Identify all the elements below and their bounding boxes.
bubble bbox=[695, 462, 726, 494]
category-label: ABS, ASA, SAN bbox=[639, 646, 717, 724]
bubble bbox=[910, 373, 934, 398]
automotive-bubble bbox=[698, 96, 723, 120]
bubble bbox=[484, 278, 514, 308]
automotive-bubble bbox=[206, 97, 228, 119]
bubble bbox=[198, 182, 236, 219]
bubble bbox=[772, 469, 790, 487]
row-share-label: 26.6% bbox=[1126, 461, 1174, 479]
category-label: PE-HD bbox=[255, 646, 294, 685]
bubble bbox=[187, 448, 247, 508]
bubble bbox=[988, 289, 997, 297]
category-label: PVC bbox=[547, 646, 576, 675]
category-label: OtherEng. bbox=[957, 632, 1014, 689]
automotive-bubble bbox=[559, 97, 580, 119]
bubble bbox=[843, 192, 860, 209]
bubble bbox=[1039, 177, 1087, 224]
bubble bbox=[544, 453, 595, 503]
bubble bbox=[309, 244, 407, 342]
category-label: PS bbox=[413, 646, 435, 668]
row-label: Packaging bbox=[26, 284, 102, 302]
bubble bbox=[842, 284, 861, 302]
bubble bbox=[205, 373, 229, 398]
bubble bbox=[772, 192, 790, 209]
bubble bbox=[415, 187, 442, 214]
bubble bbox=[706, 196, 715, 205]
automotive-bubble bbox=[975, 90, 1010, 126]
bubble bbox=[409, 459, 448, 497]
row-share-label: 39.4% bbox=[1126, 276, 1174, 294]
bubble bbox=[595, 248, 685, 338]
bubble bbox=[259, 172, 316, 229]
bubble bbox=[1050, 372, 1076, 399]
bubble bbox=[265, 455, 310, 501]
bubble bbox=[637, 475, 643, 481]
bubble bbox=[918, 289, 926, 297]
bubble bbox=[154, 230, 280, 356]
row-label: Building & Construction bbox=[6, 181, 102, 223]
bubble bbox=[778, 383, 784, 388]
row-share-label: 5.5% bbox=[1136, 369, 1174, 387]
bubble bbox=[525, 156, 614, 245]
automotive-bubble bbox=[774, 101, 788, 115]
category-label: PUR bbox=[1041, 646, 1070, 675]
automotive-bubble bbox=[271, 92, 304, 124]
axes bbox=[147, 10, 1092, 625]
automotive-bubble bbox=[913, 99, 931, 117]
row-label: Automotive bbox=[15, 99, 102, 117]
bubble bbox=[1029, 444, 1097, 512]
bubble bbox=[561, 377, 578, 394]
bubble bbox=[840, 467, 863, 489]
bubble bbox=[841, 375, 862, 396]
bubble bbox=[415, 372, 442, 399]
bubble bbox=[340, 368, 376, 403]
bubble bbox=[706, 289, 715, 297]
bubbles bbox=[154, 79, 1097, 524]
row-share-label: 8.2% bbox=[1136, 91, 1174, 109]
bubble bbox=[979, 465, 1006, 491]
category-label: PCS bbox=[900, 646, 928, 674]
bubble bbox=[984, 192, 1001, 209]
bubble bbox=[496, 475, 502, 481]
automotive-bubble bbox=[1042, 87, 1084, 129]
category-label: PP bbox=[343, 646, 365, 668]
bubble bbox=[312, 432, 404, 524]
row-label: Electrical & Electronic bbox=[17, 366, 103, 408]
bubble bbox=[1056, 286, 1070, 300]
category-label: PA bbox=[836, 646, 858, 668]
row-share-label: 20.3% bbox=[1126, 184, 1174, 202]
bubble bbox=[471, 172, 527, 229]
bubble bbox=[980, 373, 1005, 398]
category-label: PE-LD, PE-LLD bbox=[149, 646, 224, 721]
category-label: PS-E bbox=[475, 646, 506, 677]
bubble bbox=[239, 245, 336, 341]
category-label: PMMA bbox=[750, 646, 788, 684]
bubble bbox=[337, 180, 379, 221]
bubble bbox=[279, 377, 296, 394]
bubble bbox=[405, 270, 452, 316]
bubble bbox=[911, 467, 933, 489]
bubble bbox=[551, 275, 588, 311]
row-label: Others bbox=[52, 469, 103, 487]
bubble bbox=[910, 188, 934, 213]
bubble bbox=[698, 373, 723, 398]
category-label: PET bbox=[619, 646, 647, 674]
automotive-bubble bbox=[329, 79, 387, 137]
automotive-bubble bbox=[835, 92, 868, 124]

* BRIEF *
Update the rows, starting at the first one and ending at the one with "bubble bbox=[198, 182, 236, 219]", by putting "car-bubble" wherever "automotive-bubble" appears. Keep everything else the same.

* RESPONSE TO THIS TASK *
Identify all the elements below and their bounding boxes.
bubble bbox=[695, 462, 726, 494]
category-label: ABS, ASA, SAN bbox=[639, 646, 717, 724]
bubble bbox=[910, 373, 934, 398]
car-bubble bbox=[698, 96, 723, 120]
bubble bbox=[484, 278, 514, 308]
car-bubble bbox=[206, 97, 228, 119]
bubble bbox=[198, 182, 236, 219]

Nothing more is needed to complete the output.